● SET EXERCISE:
How many lines in the records below hold the string "Lama"? Please answer with the number and nothing more.
######
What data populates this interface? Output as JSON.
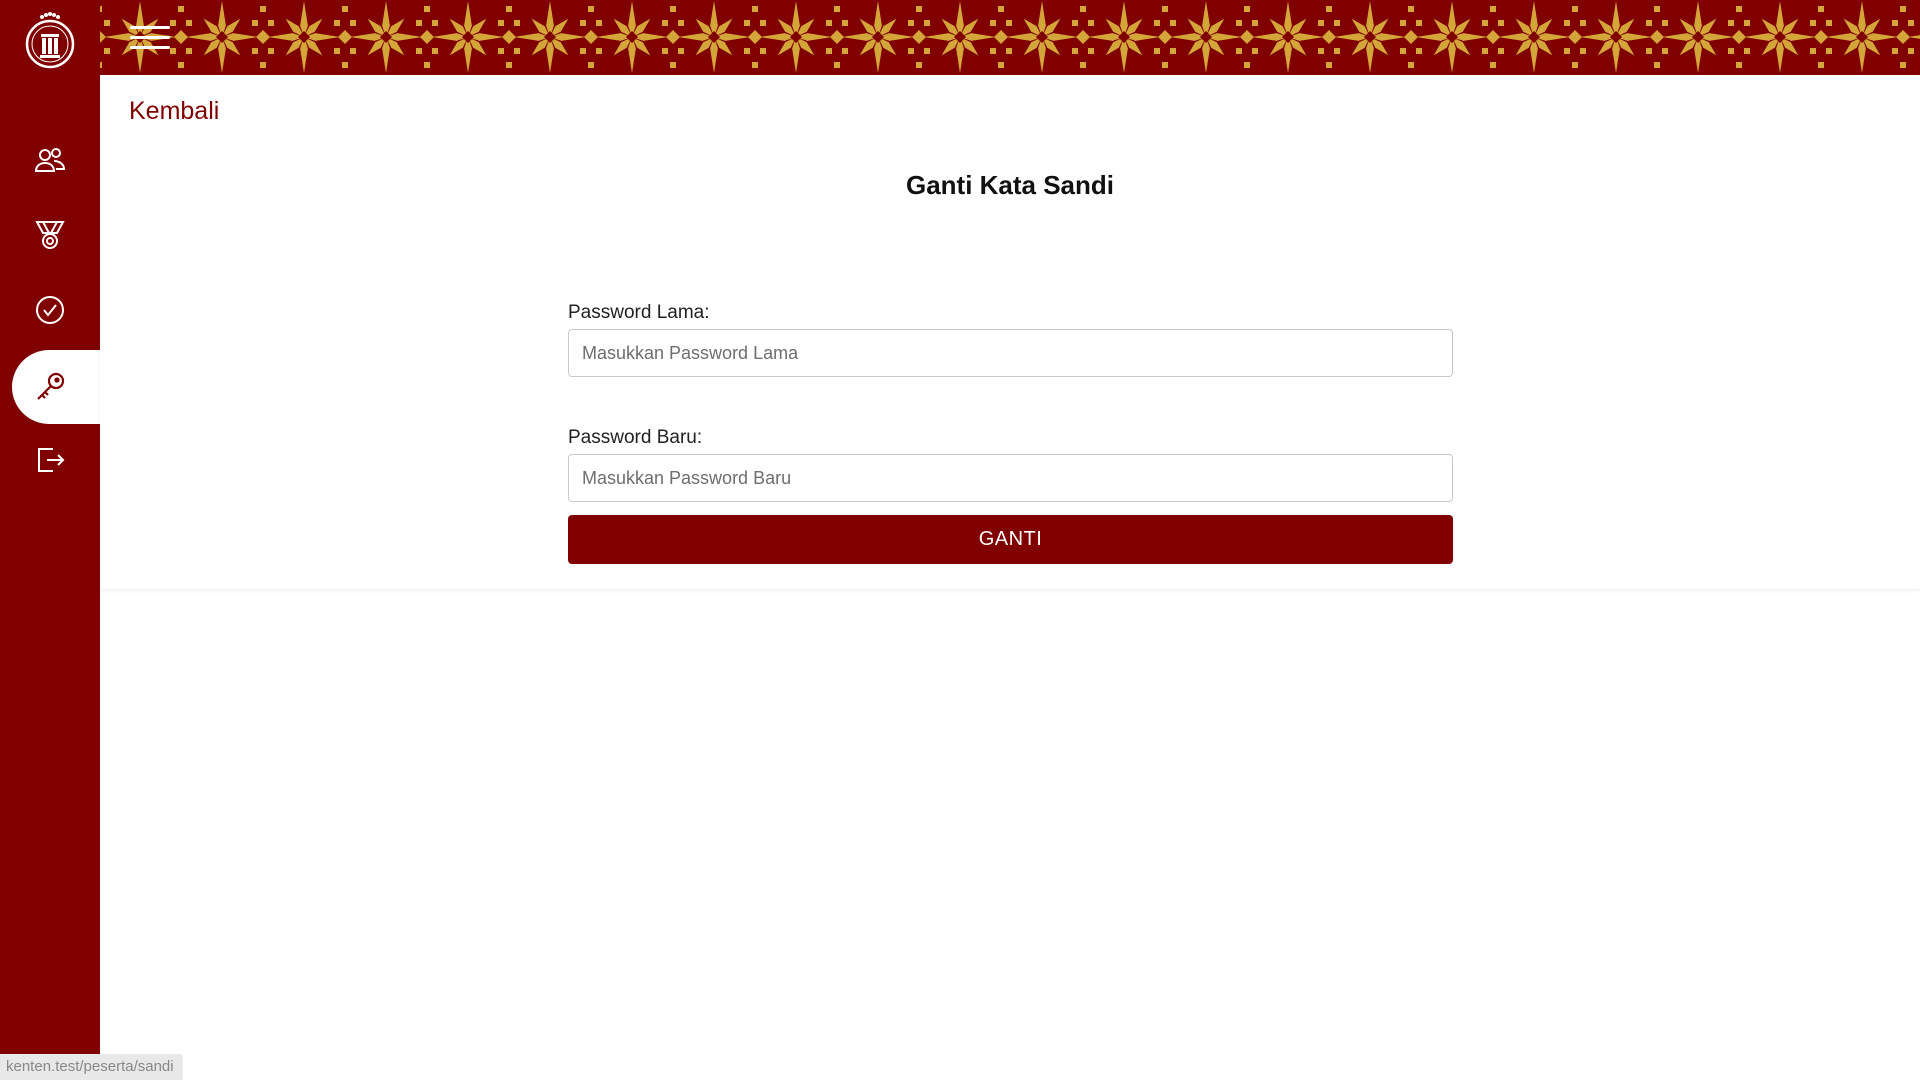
{
  "sidebar": {
    "logo": "school-emblem-logo",
    "items": [
      {
        "icon": "users-icon",
        "active": false
      },
      {
        "icon": "medal-icon",
        "active": false
      },
      {
        "icon": "check-circle-icon",
        "active": false
      },
      {
        "icon": "key-icon",
        "active": true
      },
      {
        "icon": "logout-icon",
        "active": false
      }
    ]
  },
  "header": {
    "menu_icon": "hamburger-icon"
  },
  "main": {
    "back_label": "Kembali",
    "title": "Ganti Kata Sandi",
    "old_password": {
      "label": "Password Lama:",
      "placeholder": "Masukkan Password Lama",
      "value": ""
    },
    "new_password": {
      "label": "Password Baru:",
      "placeholder": "Masukkan Password Baru",
      "value": ""
    },
    "submit_label": "GANTI"
  },
  "status": {
    "url": "kenten.test/peserta/sandi"
  },
  "colors": {
    "primary": "#800000",
    "pattern_gold": "#d4a63a",
    "background": "#ffffff"
  }
}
######
● WRITTEN SOLUTION:
2